* [INSTRUCTIONS TO FOLLOW] Extract, from the records beneath this instruction, each line that contains the word "Carlos".

* [EXTRACTED INFORMATION]

================

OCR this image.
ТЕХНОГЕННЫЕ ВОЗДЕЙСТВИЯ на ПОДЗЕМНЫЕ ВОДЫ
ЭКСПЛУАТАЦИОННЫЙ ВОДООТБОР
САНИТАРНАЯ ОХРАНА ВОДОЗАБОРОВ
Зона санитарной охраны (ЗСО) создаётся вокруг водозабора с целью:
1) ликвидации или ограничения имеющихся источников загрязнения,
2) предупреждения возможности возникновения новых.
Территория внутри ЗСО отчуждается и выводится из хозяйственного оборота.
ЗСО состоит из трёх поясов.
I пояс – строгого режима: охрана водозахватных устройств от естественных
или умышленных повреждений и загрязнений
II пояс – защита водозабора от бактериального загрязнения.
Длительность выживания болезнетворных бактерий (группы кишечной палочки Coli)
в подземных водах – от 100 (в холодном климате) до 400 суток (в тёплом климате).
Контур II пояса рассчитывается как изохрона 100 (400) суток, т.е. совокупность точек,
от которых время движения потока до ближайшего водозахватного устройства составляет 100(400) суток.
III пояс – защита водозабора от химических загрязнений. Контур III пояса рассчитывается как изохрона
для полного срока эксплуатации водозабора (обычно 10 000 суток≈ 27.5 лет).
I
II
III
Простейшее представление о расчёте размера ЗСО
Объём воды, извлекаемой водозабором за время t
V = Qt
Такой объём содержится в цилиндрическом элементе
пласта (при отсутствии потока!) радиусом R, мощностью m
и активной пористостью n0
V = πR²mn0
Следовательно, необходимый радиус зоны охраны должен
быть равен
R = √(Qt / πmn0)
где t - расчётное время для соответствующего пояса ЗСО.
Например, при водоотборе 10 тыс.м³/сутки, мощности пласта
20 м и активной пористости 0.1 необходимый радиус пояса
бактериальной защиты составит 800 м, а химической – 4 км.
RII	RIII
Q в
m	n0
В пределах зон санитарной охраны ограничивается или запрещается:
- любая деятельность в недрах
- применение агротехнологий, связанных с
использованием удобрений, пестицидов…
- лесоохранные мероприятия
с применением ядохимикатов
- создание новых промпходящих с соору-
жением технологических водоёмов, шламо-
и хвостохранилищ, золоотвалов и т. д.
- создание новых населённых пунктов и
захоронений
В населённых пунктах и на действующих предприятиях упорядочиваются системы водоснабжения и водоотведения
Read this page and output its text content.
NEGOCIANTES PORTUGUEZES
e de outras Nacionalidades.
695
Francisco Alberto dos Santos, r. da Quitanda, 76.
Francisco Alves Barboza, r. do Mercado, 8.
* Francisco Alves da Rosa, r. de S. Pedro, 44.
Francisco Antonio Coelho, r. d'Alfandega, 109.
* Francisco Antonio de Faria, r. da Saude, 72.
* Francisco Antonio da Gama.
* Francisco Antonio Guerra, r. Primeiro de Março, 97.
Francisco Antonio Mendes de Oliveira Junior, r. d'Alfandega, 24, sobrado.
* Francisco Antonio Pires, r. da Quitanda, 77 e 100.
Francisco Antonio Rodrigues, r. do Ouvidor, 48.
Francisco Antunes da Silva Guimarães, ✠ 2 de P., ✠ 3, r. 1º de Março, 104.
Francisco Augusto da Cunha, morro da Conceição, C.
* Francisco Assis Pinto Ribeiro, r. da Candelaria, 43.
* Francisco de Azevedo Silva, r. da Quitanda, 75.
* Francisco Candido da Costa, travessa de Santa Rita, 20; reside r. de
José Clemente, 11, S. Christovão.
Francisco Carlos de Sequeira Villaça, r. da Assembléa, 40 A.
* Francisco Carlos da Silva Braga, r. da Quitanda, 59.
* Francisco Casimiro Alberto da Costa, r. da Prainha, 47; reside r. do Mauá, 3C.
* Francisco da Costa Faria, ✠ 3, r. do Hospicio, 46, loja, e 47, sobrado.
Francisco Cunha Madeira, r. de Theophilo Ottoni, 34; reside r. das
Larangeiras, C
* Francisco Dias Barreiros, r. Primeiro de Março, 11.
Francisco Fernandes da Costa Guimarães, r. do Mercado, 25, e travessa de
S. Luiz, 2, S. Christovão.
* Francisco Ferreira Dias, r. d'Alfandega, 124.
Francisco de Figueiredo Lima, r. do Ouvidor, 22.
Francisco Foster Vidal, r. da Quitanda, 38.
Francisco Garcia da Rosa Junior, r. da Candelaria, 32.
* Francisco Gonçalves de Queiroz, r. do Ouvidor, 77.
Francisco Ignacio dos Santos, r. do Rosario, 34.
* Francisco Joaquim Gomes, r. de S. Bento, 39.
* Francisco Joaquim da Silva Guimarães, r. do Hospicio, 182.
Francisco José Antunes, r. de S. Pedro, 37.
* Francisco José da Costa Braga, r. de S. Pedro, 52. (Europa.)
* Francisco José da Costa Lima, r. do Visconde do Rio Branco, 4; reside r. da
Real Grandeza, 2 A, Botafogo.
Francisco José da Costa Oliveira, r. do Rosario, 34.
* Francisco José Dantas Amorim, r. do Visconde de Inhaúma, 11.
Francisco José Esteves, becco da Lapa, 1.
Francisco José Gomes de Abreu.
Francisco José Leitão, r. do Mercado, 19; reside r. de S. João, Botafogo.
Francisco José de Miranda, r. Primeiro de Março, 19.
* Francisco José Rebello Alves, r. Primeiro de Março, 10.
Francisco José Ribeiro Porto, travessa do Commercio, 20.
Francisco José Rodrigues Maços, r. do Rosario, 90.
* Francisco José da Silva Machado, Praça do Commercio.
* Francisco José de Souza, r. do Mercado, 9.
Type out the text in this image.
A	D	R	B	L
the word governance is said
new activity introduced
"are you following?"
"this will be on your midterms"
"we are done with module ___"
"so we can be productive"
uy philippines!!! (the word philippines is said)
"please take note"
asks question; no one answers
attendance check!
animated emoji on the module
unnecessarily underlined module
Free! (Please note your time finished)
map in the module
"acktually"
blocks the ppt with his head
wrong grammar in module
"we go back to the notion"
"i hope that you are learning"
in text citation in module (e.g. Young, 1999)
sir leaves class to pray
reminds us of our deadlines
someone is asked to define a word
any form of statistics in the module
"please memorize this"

================

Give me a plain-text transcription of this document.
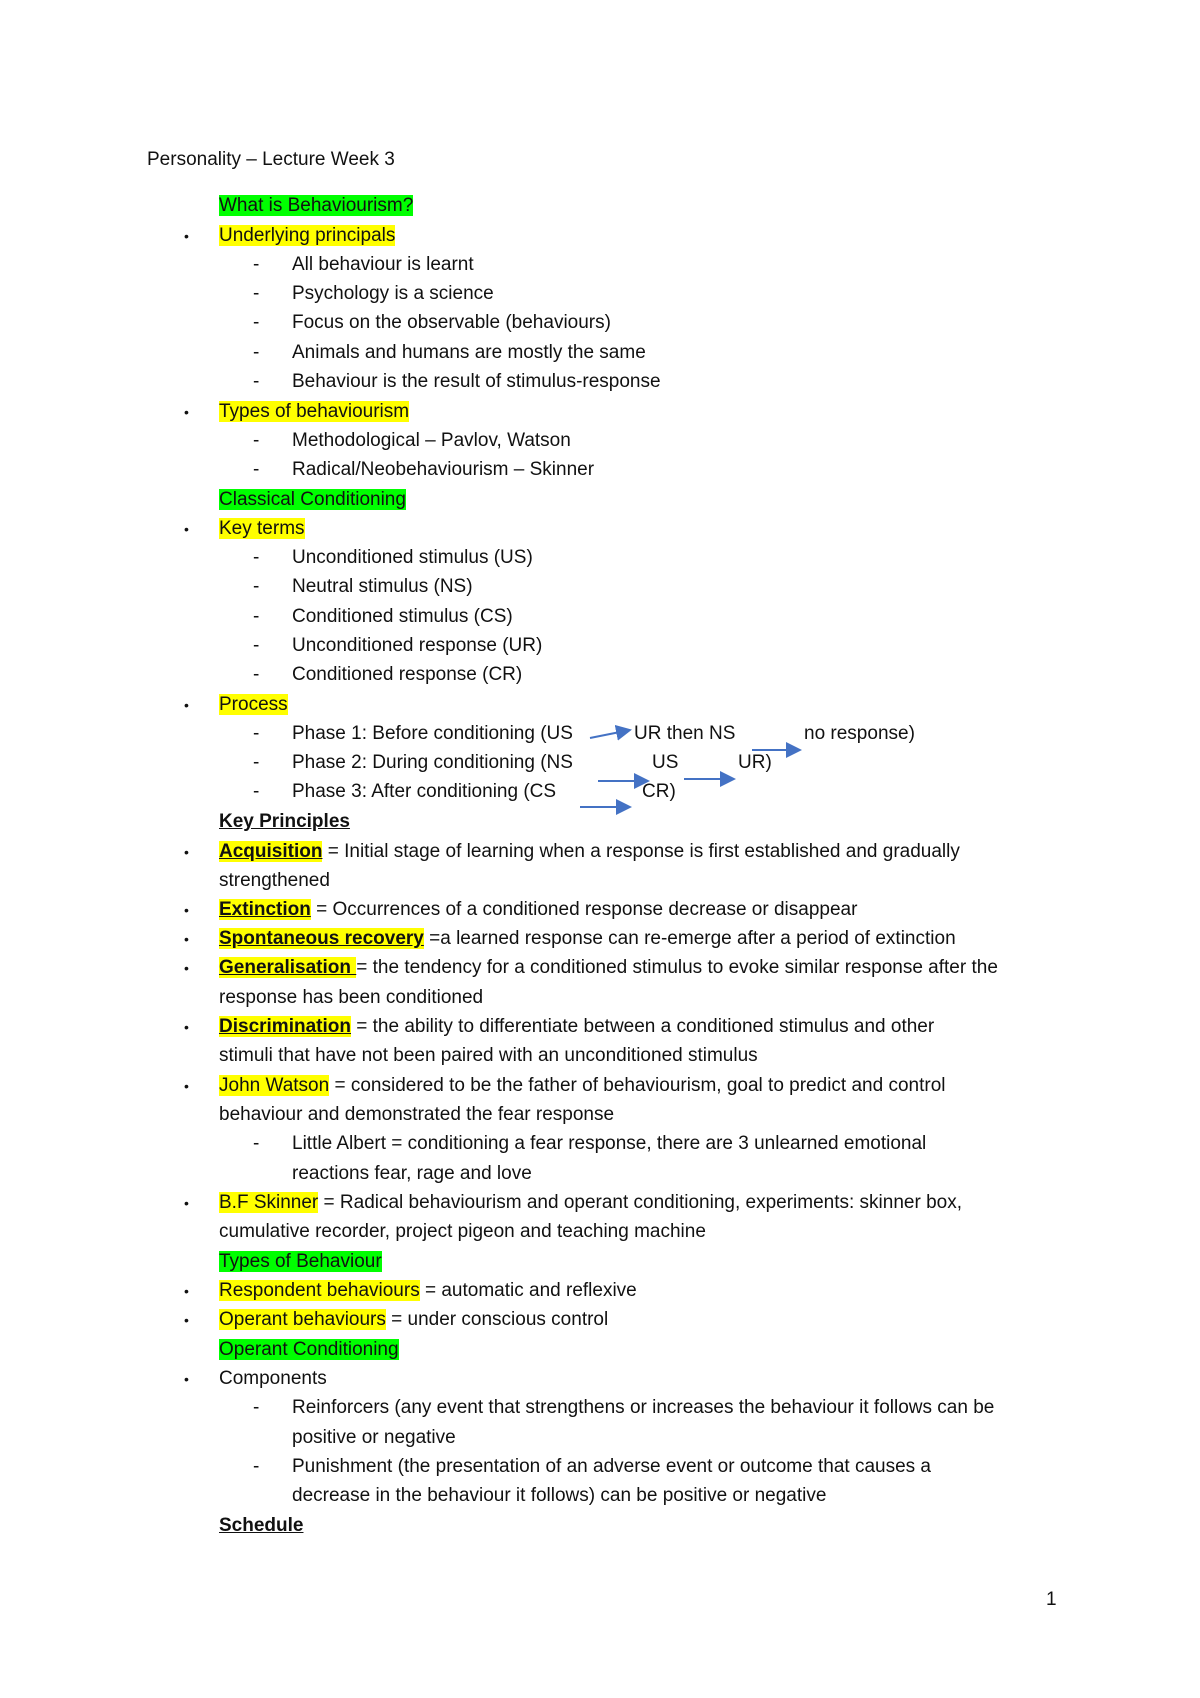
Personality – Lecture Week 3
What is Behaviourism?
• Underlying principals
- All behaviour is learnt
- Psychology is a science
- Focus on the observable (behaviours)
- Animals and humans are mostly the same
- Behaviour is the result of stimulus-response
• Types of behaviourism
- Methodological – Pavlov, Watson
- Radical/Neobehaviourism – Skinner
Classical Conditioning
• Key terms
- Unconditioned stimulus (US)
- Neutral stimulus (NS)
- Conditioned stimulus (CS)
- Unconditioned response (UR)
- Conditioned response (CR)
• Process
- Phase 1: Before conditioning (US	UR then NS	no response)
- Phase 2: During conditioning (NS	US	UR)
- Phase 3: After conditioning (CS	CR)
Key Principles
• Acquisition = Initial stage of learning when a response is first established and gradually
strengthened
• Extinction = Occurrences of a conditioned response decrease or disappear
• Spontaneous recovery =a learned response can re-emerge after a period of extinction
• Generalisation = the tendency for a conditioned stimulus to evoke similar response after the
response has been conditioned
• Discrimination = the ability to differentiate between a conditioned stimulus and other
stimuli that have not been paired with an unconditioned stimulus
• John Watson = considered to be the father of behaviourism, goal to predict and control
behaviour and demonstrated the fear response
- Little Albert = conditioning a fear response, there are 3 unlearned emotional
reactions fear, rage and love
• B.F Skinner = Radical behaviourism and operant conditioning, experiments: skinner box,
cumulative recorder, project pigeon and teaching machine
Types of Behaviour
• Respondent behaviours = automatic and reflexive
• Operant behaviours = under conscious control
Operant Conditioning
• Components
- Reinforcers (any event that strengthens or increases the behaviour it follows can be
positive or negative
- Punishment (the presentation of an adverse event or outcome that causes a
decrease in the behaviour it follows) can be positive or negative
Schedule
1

================

* [WRITTEN SOLUTION]
Francisco Carlos de Sequeira Villaça, r. da Assembléa, 40 A.
* Francisco Carlos da Silva Braga, r. da Quitanda, 59.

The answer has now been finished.